What the task requires
Look through the data and write out every line with the word "xlabel" in it.

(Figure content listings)
■ ■ ■ ■

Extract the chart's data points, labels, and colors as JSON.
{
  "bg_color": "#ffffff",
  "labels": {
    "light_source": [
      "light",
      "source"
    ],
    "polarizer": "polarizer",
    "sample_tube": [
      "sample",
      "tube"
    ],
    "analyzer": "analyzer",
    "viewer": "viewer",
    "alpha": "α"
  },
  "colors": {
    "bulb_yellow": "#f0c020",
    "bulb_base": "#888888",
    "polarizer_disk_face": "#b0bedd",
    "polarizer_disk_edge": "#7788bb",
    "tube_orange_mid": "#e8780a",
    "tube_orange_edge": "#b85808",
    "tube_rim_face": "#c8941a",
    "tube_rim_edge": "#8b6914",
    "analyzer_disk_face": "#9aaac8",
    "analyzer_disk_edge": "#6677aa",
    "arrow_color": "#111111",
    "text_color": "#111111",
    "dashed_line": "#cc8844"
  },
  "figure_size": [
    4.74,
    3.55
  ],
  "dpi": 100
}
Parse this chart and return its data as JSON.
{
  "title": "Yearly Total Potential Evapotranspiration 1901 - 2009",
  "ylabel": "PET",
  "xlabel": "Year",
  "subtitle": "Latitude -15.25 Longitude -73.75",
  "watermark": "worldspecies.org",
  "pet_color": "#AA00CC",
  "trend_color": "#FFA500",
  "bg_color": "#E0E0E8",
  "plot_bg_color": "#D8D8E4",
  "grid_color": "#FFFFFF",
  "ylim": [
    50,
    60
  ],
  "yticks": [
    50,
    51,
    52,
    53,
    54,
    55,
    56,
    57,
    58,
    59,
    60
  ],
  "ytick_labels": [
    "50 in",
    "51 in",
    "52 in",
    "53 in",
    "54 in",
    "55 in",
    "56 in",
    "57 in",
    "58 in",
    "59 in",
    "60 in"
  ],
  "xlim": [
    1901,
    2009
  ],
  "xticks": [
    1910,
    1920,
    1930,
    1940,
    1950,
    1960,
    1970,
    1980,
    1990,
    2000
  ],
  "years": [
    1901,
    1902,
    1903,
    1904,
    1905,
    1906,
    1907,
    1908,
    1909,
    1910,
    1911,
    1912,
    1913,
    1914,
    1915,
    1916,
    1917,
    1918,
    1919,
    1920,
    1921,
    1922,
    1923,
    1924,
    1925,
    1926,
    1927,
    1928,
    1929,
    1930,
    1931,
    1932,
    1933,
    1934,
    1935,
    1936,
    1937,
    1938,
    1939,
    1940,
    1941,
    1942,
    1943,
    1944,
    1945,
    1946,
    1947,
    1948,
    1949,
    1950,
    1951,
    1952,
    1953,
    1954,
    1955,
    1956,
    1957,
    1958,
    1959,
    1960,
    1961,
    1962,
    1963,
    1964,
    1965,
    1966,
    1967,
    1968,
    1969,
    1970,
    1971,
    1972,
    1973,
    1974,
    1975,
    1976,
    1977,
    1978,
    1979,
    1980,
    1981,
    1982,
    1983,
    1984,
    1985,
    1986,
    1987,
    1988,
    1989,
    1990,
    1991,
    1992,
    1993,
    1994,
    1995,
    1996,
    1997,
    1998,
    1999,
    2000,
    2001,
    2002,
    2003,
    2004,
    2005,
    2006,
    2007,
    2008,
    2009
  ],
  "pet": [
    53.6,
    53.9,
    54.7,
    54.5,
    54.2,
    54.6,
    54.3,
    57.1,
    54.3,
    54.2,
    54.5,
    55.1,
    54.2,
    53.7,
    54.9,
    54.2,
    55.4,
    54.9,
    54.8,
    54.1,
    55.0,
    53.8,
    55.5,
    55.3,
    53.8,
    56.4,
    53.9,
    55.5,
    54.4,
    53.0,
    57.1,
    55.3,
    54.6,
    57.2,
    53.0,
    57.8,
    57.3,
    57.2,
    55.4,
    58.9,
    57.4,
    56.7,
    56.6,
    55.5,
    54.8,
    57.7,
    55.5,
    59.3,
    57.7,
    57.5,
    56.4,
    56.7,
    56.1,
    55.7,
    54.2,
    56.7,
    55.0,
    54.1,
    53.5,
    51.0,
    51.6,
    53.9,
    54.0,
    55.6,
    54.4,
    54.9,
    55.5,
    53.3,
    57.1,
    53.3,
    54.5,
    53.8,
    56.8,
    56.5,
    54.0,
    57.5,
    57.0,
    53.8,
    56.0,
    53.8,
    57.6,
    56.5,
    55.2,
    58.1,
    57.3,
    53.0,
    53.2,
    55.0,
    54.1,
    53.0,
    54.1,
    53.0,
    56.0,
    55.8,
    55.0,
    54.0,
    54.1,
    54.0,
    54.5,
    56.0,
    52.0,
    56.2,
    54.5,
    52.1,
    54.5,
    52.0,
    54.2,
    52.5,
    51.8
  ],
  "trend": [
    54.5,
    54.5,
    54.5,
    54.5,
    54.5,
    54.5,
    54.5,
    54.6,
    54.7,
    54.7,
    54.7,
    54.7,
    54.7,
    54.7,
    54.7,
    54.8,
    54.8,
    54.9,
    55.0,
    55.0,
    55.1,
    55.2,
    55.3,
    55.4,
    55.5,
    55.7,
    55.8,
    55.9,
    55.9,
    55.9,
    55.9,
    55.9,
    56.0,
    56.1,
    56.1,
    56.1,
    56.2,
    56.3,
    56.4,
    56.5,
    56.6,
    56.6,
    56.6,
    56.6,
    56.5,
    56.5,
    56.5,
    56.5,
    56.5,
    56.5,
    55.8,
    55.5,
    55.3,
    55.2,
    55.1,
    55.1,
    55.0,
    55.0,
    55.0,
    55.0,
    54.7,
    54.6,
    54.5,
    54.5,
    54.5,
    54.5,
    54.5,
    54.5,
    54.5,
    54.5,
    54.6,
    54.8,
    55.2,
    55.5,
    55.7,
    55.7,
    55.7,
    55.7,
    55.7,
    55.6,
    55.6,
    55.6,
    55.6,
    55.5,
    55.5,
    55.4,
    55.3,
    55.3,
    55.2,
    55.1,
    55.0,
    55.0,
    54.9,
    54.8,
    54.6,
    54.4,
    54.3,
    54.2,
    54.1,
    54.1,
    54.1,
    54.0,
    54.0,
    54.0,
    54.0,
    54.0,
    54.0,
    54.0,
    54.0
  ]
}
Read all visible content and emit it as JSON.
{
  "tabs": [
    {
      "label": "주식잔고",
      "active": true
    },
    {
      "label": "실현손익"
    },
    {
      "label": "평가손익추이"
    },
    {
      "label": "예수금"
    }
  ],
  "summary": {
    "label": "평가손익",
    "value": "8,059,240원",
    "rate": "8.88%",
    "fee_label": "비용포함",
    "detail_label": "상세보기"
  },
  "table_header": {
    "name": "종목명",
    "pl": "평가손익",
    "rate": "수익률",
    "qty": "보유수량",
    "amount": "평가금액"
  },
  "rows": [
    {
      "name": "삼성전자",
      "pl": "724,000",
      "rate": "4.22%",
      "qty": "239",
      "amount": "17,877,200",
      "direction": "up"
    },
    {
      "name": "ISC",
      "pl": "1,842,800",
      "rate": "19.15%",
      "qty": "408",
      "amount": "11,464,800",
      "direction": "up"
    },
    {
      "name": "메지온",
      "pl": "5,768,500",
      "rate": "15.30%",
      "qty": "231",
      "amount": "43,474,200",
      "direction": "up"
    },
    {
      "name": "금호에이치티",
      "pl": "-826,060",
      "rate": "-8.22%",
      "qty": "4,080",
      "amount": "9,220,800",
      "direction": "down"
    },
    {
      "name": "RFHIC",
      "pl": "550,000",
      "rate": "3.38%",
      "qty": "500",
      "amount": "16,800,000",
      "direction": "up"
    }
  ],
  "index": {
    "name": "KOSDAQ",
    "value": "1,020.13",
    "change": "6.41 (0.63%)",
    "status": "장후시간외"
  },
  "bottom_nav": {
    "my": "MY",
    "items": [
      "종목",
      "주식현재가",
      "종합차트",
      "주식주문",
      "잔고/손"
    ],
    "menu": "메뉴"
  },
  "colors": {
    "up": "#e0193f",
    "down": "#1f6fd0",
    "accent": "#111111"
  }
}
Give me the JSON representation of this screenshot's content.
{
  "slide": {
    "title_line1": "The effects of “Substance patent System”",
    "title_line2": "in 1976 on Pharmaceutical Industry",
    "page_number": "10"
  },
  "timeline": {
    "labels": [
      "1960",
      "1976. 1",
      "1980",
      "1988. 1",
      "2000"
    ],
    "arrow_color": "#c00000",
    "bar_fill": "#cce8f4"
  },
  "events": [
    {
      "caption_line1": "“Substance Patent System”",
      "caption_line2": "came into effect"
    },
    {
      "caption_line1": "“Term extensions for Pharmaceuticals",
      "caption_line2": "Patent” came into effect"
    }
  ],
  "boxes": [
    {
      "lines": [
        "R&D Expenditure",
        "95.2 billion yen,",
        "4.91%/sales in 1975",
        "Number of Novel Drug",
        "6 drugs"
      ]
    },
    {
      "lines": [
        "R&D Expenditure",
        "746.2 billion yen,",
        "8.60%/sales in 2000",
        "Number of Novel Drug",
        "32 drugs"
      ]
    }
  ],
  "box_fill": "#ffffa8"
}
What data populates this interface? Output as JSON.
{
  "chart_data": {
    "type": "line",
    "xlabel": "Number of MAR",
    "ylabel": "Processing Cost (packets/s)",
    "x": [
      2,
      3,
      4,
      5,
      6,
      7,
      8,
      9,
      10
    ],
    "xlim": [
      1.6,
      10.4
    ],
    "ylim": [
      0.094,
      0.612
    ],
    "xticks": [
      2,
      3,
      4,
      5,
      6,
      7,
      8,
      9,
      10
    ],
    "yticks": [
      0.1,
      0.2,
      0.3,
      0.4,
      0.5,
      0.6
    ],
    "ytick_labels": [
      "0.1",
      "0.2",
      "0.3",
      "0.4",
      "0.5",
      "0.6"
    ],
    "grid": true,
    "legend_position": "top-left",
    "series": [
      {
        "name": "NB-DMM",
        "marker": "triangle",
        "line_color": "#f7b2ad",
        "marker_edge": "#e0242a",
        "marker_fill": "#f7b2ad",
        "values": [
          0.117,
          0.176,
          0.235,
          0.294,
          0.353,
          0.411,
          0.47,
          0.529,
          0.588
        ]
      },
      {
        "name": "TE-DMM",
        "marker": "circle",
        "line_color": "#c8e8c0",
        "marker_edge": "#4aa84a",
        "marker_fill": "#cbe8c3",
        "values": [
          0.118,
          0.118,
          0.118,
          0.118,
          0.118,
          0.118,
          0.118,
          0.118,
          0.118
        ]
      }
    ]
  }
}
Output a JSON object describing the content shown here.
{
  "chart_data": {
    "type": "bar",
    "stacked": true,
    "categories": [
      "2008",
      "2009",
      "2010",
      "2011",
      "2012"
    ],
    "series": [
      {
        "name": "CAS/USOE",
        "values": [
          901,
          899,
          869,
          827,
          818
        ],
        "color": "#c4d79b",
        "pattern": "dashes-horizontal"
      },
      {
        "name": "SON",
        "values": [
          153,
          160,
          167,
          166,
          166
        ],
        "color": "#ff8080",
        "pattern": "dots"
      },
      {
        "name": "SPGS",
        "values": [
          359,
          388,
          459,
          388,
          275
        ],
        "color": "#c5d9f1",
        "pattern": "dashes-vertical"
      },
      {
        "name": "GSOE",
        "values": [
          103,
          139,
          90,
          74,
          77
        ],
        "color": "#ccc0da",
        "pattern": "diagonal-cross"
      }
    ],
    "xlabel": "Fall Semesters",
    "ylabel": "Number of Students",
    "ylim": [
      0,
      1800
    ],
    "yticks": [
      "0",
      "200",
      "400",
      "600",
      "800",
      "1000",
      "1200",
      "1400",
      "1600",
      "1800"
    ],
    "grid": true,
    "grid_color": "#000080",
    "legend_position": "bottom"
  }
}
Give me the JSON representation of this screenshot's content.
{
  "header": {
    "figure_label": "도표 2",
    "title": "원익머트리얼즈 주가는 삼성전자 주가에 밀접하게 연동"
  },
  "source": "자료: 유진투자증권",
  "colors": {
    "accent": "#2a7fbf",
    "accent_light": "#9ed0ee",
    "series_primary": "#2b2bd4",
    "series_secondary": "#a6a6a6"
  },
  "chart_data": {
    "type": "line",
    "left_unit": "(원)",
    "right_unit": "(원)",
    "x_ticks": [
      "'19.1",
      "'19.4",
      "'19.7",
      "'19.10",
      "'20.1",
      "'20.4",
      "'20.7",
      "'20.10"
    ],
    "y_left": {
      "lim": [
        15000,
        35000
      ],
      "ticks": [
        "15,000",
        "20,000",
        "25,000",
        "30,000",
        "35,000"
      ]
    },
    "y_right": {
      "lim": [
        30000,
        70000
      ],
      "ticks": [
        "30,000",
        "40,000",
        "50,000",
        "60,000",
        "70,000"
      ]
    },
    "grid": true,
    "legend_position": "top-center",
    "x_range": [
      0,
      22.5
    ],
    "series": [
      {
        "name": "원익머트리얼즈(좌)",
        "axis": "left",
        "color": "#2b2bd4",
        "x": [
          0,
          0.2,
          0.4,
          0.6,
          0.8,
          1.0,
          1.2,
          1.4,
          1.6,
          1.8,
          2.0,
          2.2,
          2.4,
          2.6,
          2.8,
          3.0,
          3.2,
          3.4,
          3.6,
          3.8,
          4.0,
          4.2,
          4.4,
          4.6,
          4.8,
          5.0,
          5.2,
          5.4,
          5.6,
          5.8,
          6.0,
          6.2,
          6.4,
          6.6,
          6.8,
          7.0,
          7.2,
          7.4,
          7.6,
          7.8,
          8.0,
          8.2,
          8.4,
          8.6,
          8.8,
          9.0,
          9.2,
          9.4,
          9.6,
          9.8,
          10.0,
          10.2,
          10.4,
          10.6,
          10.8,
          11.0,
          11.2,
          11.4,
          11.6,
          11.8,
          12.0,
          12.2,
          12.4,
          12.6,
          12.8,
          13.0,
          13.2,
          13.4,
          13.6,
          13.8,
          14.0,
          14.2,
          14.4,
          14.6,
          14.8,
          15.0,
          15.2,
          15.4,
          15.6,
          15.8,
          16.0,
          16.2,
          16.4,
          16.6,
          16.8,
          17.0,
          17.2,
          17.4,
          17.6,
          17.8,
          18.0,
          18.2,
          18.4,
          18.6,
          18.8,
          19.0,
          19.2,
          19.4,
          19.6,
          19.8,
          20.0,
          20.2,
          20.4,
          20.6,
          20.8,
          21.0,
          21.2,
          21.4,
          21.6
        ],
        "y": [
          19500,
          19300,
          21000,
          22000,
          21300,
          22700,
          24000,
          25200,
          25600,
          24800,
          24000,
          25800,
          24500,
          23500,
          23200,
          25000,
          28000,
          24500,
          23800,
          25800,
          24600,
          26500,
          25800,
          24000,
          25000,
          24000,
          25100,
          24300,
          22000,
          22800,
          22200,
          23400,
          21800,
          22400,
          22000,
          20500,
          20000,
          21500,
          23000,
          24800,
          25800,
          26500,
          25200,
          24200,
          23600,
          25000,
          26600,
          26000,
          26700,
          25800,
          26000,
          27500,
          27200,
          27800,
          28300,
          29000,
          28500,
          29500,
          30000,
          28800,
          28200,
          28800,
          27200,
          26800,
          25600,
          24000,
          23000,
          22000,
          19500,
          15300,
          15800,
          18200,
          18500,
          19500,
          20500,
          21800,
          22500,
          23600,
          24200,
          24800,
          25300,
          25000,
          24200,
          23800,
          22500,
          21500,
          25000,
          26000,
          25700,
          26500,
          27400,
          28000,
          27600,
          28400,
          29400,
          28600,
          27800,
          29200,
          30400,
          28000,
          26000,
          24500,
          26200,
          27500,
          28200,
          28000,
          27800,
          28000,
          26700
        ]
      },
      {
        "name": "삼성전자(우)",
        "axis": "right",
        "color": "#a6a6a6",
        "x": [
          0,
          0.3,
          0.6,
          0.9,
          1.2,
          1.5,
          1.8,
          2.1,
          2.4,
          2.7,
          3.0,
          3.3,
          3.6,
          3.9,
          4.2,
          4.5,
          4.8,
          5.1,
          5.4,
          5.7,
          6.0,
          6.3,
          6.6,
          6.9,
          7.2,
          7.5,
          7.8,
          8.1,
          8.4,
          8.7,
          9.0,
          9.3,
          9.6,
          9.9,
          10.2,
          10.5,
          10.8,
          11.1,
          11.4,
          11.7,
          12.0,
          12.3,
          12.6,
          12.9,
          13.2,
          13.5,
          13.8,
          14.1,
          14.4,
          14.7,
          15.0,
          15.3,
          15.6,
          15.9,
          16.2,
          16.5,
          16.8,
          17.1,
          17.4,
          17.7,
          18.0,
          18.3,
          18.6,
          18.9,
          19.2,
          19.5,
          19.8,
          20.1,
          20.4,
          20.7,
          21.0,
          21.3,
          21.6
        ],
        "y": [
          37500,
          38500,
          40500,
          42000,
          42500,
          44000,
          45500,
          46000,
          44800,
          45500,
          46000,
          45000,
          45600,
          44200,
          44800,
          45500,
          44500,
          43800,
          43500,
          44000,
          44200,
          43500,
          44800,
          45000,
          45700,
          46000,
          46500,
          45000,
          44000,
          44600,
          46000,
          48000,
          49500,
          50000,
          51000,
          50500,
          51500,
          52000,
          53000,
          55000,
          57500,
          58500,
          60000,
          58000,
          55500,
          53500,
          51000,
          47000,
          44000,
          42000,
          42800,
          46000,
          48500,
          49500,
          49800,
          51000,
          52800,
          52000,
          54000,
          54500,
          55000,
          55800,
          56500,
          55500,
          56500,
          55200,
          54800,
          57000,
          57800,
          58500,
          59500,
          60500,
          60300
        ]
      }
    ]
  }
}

■ ■ ■ ■

Written response
  "xlabel": "Year",
    "xlabel": "Number of MAR",
    "xlabel": "Fall Semesters",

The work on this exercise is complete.